[Dataset entries]
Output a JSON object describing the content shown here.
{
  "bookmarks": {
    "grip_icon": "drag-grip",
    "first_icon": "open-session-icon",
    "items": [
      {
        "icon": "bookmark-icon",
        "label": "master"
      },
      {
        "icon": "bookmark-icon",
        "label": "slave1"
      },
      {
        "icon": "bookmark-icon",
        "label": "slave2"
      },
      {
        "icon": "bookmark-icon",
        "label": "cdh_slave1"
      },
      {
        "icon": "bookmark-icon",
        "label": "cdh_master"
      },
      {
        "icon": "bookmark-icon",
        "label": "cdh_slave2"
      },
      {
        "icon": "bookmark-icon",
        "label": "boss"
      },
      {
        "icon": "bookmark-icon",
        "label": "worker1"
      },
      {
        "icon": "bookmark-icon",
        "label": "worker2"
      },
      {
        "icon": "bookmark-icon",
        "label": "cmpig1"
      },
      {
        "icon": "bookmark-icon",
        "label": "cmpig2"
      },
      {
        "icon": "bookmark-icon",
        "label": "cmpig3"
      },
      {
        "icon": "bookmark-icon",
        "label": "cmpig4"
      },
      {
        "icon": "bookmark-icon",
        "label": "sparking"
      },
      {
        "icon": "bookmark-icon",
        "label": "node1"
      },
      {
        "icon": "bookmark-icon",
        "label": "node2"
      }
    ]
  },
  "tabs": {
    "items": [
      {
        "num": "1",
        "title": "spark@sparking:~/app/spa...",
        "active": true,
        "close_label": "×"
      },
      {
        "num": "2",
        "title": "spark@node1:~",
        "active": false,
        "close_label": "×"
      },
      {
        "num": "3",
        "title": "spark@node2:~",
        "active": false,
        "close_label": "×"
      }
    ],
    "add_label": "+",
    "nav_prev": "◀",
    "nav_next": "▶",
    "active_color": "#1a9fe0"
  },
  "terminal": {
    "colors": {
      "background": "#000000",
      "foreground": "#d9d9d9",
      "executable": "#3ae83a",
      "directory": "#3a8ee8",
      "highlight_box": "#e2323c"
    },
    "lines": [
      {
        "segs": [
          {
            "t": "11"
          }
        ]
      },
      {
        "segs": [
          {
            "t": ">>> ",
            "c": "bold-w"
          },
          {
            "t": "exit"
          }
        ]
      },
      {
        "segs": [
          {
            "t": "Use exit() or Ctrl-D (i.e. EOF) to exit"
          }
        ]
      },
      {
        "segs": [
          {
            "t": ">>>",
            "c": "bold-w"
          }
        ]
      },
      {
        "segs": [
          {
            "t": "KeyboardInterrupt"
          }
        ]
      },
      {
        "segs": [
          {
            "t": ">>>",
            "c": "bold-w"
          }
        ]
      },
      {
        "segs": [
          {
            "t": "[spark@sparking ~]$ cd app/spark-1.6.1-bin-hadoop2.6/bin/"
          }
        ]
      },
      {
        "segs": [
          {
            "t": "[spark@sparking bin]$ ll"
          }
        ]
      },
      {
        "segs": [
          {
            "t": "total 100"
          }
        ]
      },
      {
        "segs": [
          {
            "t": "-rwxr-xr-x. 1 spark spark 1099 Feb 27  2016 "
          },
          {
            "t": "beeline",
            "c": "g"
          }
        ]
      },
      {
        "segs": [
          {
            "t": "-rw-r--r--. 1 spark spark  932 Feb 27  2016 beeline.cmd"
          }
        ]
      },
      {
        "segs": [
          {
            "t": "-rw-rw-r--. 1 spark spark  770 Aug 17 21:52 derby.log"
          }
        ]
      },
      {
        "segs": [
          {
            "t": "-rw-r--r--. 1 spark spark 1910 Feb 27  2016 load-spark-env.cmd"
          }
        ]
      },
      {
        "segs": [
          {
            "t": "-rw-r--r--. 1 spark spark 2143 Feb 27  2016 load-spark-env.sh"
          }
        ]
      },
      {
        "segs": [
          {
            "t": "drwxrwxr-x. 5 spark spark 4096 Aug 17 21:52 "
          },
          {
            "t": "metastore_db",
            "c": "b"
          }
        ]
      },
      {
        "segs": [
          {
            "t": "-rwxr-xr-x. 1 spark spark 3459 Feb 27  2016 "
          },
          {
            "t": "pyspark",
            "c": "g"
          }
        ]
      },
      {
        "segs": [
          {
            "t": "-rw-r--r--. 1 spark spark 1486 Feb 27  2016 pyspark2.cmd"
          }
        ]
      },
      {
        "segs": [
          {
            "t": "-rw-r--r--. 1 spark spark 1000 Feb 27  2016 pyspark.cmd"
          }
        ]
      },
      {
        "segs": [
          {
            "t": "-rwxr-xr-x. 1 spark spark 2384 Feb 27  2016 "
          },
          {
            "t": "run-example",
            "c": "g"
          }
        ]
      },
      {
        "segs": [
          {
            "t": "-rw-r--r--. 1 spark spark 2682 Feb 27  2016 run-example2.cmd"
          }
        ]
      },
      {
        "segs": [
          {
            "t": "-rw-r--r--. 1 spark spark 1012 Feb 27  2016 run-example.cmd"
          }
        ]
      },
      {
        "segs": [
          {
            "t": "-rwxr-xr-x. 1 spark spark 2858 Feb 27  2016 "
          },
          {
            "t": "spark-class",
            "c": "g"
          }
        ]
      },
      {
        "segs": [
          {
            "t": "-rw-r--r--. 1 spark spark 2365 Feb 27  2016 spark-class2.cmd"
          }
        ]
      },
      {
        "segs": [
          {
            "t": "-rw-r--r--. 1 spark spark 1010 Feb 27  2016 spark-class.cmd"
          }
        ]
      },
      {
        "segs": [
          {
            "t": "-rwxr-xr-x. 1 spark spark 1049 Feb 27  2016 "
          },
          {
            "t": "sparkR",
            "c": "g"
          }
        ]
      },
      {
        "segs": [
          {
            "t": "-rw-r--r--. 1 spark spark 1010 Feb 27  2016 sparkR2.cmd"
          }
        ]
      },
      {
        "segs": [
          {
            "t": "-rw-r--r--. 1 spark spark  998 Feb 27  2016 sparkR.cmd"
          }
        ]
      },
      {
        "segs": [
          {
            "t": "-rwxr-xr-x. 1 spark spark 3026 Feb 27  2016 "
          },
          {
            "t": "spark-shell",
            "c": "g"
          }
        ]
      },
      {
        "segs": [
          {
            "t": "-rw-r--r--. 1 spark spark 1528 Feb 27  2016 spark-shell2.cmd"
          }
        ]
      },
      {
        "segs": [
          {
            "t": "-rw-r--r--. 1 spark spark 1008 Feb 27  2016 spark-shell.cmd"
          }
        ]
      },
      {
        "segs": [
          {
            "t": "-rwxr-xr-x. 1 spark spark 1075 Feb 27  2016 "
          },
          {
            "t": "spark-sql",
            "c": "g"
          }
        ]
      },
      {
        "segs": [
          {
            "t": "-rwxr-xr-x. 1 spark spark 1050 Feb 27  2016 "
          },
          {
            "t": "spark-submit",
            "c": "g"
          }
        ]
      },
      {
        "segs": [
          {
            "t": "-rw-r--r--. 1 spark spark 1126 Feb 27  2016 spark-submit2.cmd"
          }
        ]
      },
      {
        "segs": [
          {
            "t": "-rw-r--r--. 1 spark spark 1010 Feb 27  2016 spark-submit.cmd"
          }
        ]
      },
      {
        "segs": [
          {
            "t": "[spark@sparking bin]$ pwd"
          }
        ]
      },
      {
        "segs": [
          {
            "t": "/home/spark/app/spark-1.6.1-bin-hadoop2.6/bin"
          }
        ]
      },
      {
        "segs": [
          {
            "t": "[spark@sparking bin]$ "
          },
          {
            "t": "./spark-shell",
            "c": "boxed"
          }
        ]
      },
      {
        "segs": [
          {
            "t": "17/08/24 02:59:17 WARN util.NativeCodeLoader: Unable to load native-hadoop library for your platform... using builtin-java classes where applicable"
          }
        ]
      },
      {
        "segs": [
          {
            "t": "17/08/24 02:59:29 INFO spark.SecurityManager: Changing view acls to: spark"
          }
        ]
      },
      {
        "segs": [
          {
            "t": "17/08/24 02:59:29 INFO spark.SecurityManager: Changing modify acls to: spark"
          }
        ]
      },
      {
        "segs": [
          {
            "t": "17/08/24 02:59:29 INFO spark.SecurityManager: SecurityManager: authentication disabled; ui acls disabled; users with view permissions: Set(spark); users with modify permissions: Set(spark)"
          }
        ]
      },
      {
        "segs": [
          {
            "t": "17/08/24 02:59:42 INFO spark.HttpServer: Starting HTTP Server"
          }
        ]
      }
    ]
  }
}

#### YOUR INSTRUCTIONS
Identify every line above with the string "sparking" in it. Copy those lines.

#### RESULT OF THE EXERCISE
        "label": "sparking"
        "title": "spark@sparking:~/app/spa...",
            "t": "[spark@sparking ~]$ cd app/spark-1.6.1-bin-hadoop2.6/bin/"
            "t": "[spark@sparking bin]$ ll"
            "t": "[spark@sparking bin]$ pwd"
            "t": "[spark@sparking bin]$ "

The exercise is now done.